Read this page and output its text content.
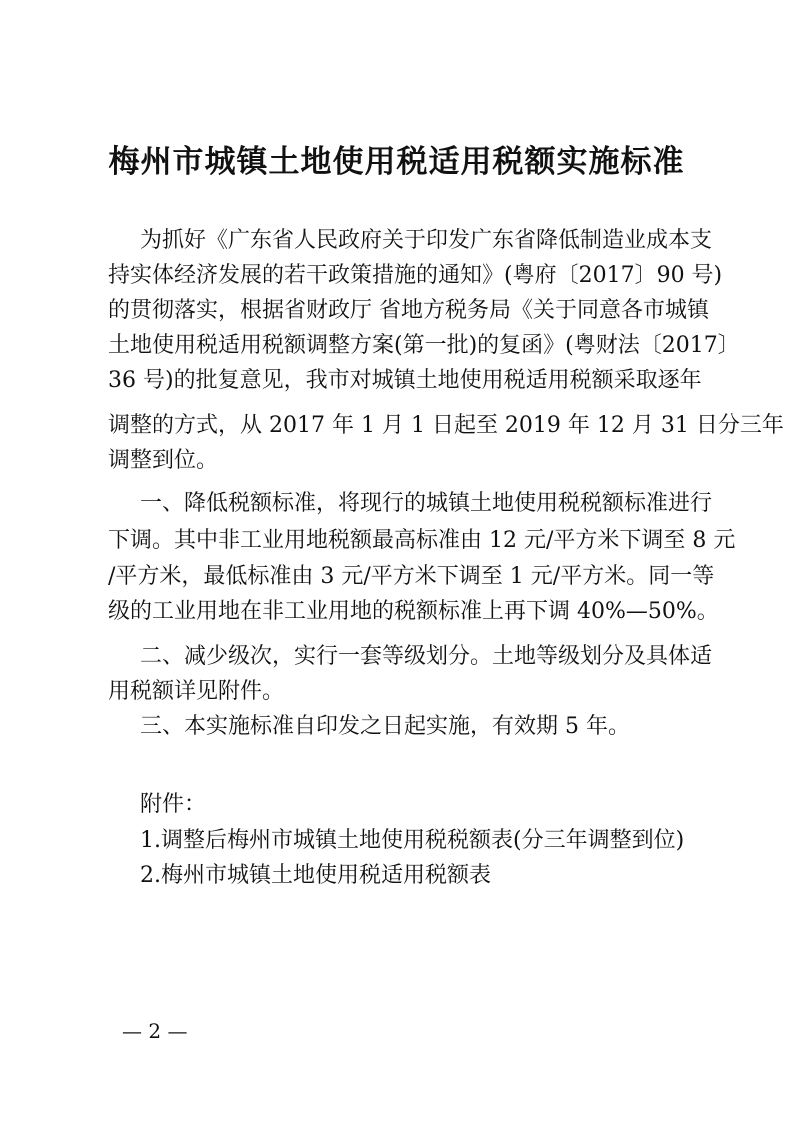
梅州市城镇土地使用税适用税额实施标准
为抓好《广东省人民政府关于印发广东省降低制造业成本支
持实体经济发展的若干政策措施的通知》(粤府〔2017〕90 号)
的贯彻落实，根据省财政厅 省地方税务局《关于同意各市城镇
土地使用税适用税额调整方案(第一批)的复函》(粤财法〔2017〕
36 号)的批复意见，我市对城镇土地使用税适用税额采取逐年
调整的方式，从 2017 年 1 月 1 日起至 2019 年 12 月 31 日分三年
调整到位。
一、降低税额标准，将现行的城镇土地使用税税额标准进行
下调。其中非工业用地税额最高标准由 12 元/平方米下调至 8 元
/平方米，最低标准由 3 元/平方米下调至 1 元/平方米。同一等
级的工业用地在非工业用地的税额标准上再下调 40%—50%。
二、减少级次，实行一套等级划分。土地等级划分及具体适
用税额详见附件。
三、本实施标准自印发之日起实施，有效期 5 年。
附件：
1.调整后梅州市城镇土地使用税税额表(分三年调整到位)
2.梅州市城镇土地使用税适用税额表
— 2 —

============

## AIM
Transcribe every entry word for word, but omit the pictures.

## RESULT OF THE TASK
Read this page and output its text content.
梅州市城镇土地使用税适用税额实施标准
为抓好《广东省人民政府关于印发广东省降低制造业成本支
持实体经济发展的若干政策措施的通知》(粤府〔2017〕90 号)
的贯彻落实，根据省财政厅 省地方税务局《关于同意各市城镇
土地使用税适用税额调整方案(第一批)的复函》(粤财法〔2017〕
36 号)的批复意见，我市对城镇土地使用税适用税额采取逐年
调整的方式，从 2017 年 1 月 1 日起至 2019 年 12 月 31 日分三年
调整到位。
一、降低税额标准，将现行的城镇土地使用税税额标准进行
下调。其中非工业用地税额最高标准由 12 元/平方米下调至 8 元
/平方米，最低标准由 3 元/平方米下调至 1 元/平方米。同一等
级的工业用地在非工业用地的税额标准上再下调 40%—50%。
二、减少级次，实行一套等级划分。土地等级划分及具体适
用税额详见附件。
三、本实施标准自印发之日起实施，有效期 5 年。
附件：
1.调整后梅州市城镇土地使用税税额表(分三年调整到位)
2.梅州市城镇土地使用税适用税额表
— 2 —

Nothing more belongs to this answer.